Task brief:
With the pictures left aside, write out the entries that follow exactly.

Top of Extracted material

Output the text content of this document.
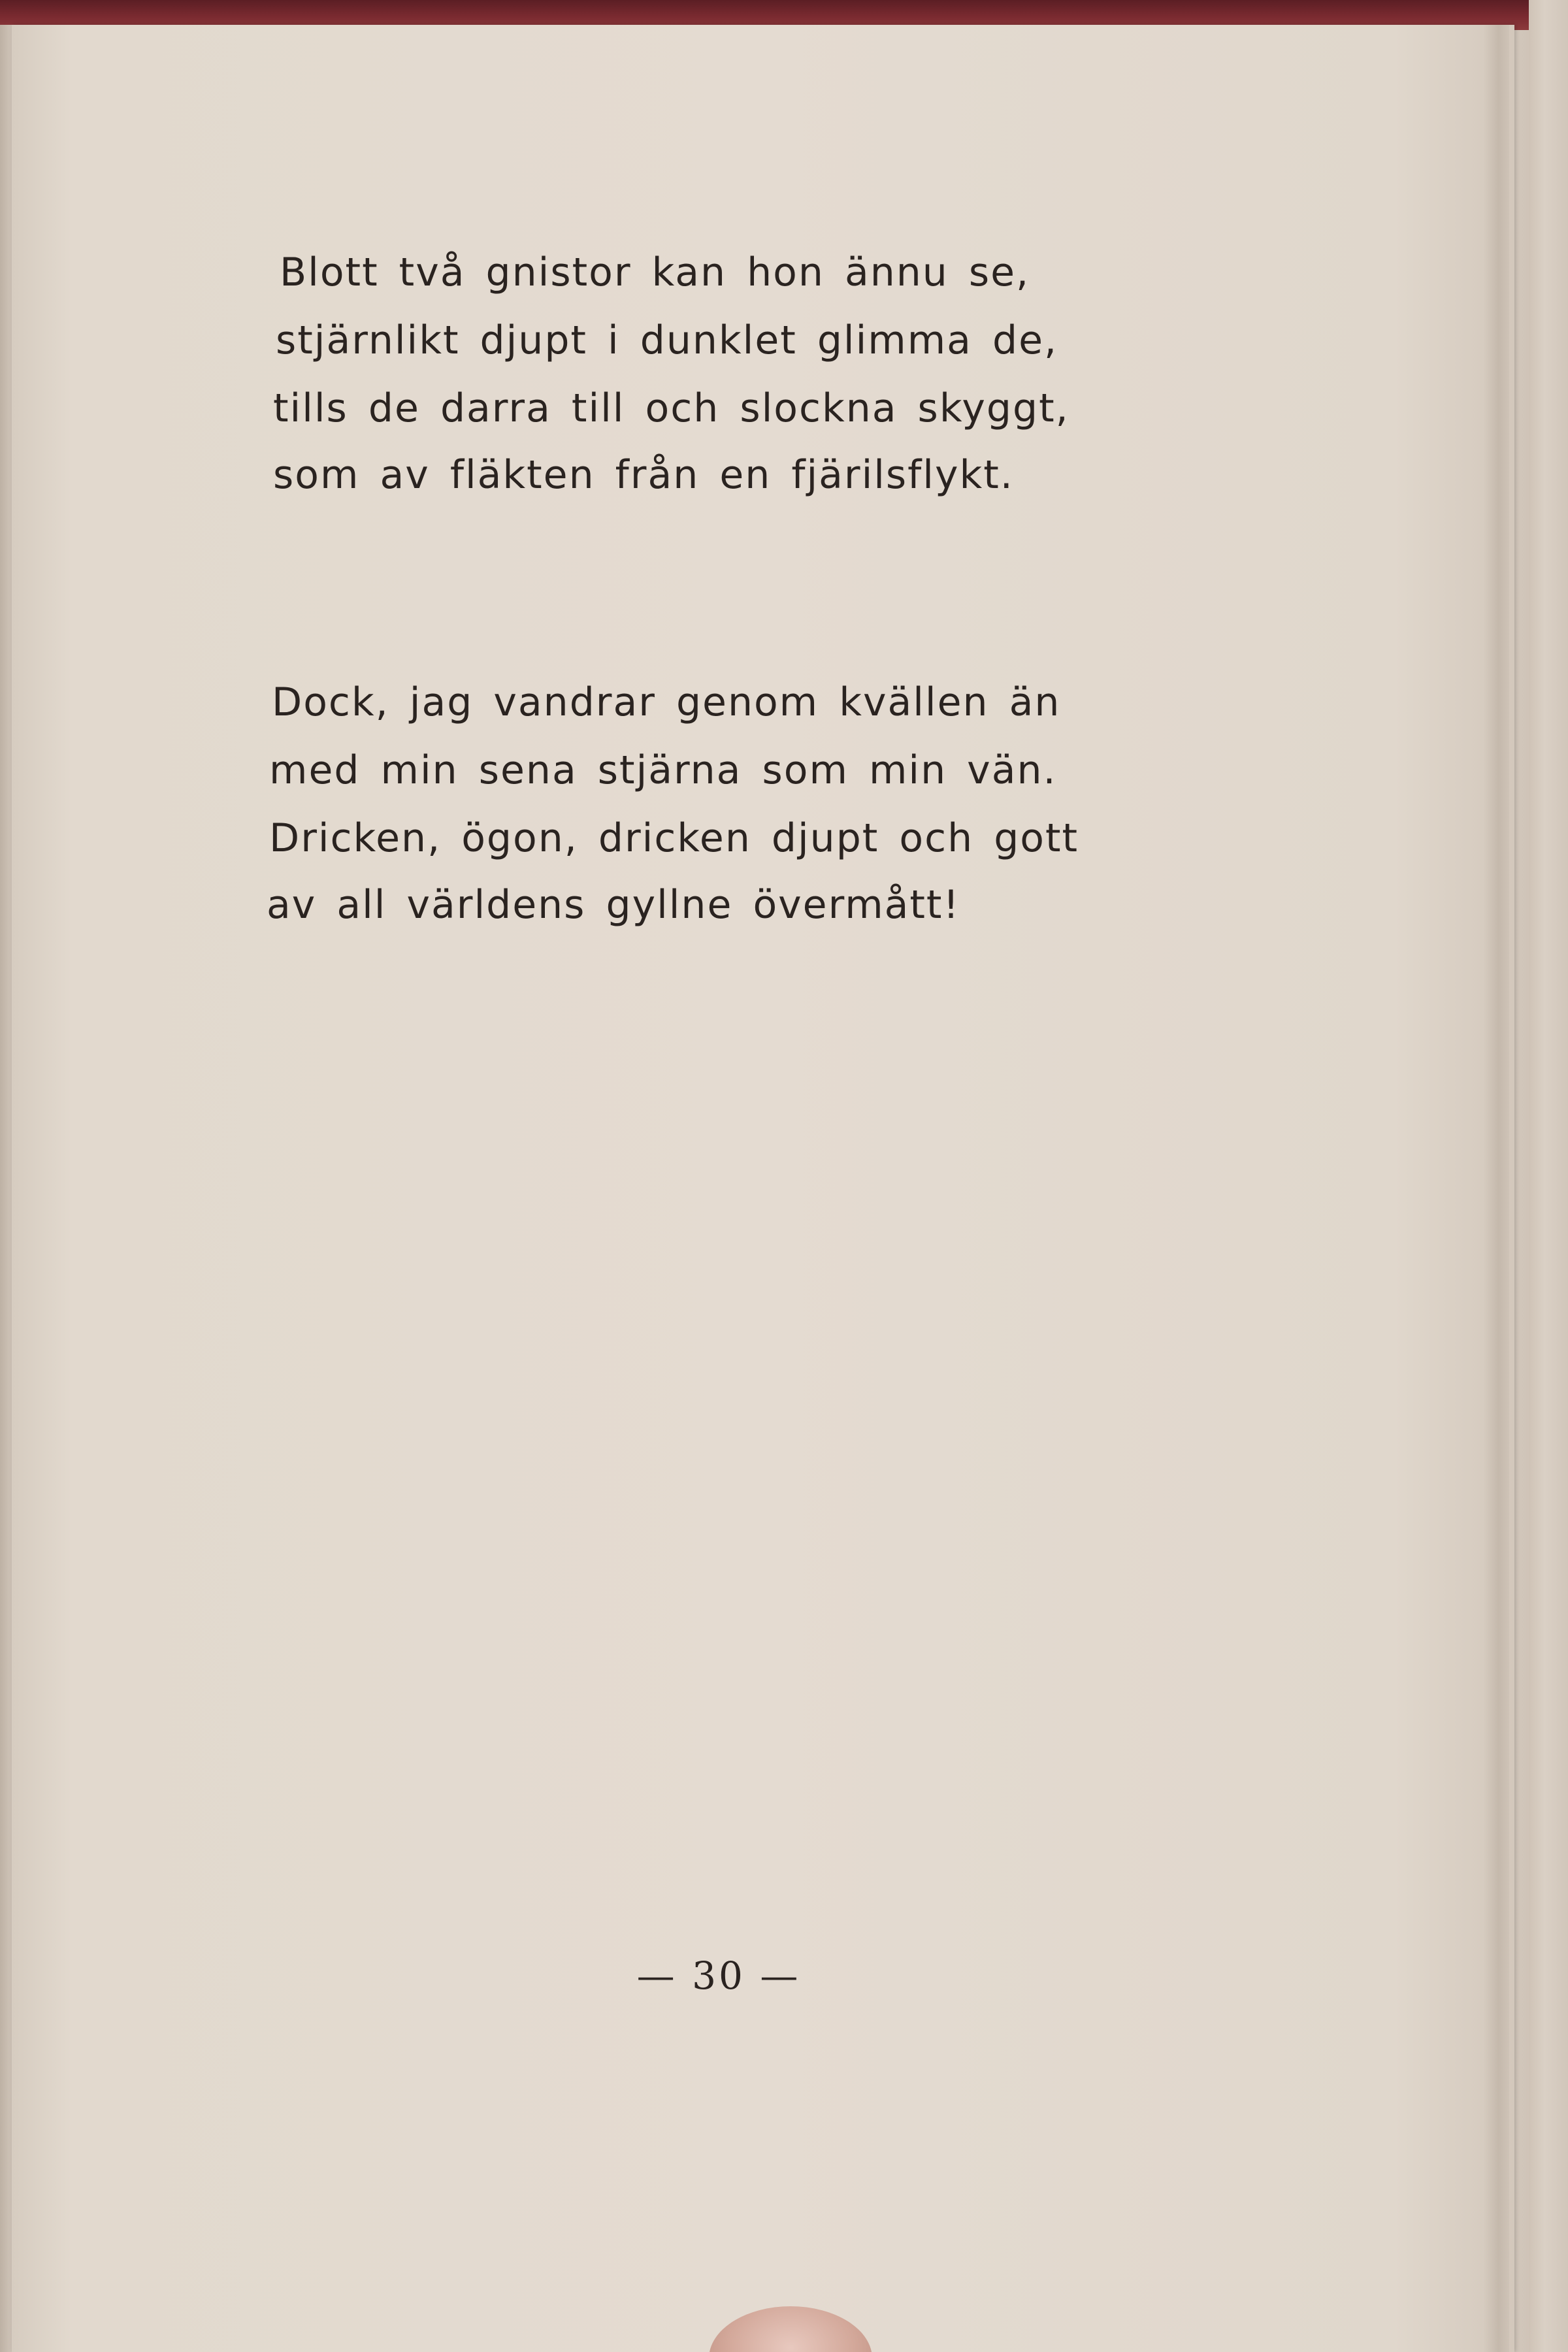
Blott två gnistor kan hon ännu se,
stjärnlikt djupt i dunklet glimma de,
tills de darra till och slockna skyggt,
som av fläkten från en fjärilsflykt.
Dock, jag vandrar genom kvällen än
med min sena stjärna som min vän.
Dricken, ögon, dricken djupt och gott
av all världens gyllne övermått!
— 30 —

Bottom of Extracted material

Result:
Output the text content of this document.
Blott två gnistor kan hon ännu se,
stjärnlikt djupt i dunklet glimma de,
tills de darra till och slockna skyggt,
som av fläkten från en fjärilsflykt.
Dock, jag vandrar genom kvällen än
med min sena stjärna som min vän.
Dricken, ögon, dricken djupt och gott
av all världens gyllne övermått!
— 30 —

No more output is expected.